EXERCISE INSTRUCTIONS:
Across the data below, how many lines hold "vezes"? Answer with that number and nothing else.

DATA EXTRACT:
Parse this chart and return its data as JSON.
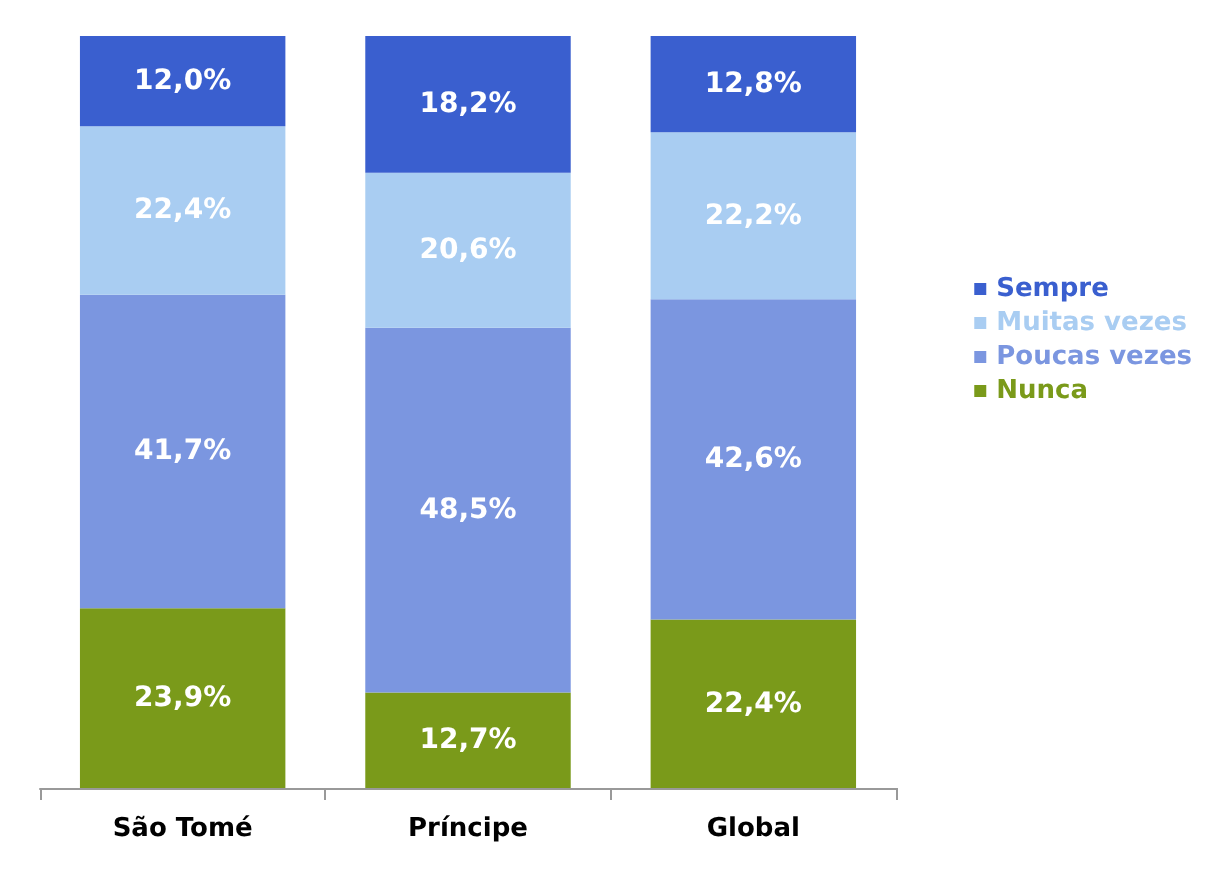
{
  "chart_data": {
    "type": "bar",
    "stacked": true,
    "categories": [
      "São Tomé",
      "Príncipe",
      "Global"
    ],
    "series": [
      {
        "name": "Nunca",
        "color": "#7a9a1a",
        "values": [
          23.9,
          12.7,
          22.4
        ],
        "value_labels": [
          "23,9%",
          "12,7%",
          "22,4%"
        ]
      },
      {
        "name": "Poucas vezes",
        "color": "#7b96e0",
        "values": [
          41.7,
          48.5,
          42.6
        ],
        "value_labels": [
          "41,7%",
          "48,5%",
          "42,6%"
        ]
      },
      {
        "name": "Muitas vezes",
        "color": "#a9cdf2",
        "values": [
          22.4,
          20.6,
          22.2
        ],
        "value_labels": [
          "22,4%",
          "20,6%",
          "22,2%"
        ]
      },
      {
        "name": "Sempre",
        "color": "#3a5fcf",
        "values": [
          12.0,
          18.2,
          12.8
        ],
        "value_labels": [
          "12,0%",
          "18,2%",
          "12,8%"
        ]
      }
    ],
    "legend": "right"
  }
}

RESPONSE:
2